**Dataset items**
━━━━

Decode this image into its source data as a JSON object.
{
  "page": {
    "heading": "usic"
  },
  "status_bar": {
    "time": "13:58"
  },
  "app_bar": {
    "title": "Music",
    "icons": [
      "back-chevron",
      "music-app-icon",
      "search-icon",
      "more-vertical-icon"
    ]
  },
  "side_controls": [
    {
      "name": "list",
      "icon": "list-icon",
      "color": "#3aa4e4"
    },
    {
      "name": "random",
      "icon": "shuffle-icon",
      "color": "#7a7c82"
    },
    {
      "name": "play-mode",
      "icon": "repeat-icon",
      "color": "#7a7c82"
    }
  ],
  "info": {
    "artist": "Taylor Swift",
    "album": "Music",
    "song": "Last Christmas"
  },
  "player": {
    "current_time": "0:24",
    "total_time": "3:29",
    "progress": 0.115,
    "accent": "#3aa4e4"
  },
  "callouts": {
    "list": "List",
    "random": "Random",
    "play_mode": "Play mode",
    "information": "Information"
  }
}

━━━━

**WHAT THE TASK REQUIRES**
Retype every entry word for word.

**WORKED SOLUTION**
Decode this image into its source data as a JSON object.
{
  "page": {
    "heading": "usic"
  },
  "status_bar": {
    "time": "13:58"
  },
  "app_bar": {
    "title": "Music",
    "icons": [
      "back-chevron",
      "music-app-icon",
      "search-icon",
      "more-vertical-icon"
    ]
  },
  "side_controls": [
    {
      "name": "list",
      "icon": "list-icon",
      "color": "#3aa4e4"
    },
    {
      "name": "random",
      "icon": "shuffle-icon",
      "color": "#7a7c82"
    },
    {
      "name": "play-mode",
      "icon": "repeat-icon",
      "color": "#7a7c82"
    }
  ],
  "info": {
    "artist": "Taylor Swift",
    "album": "Music",
    "song": "Last Christmas"
  },
  "player": {
    "current_time": "0:24",
    "total_time": "3:29",
    "progress": 0.115,
    "accent": "#3aa4e4"
  },
  "callouts": {
    "list": "List",
    "random": "Random",
    "play_mode": "Play mode",
    "information": "Information"
  }
}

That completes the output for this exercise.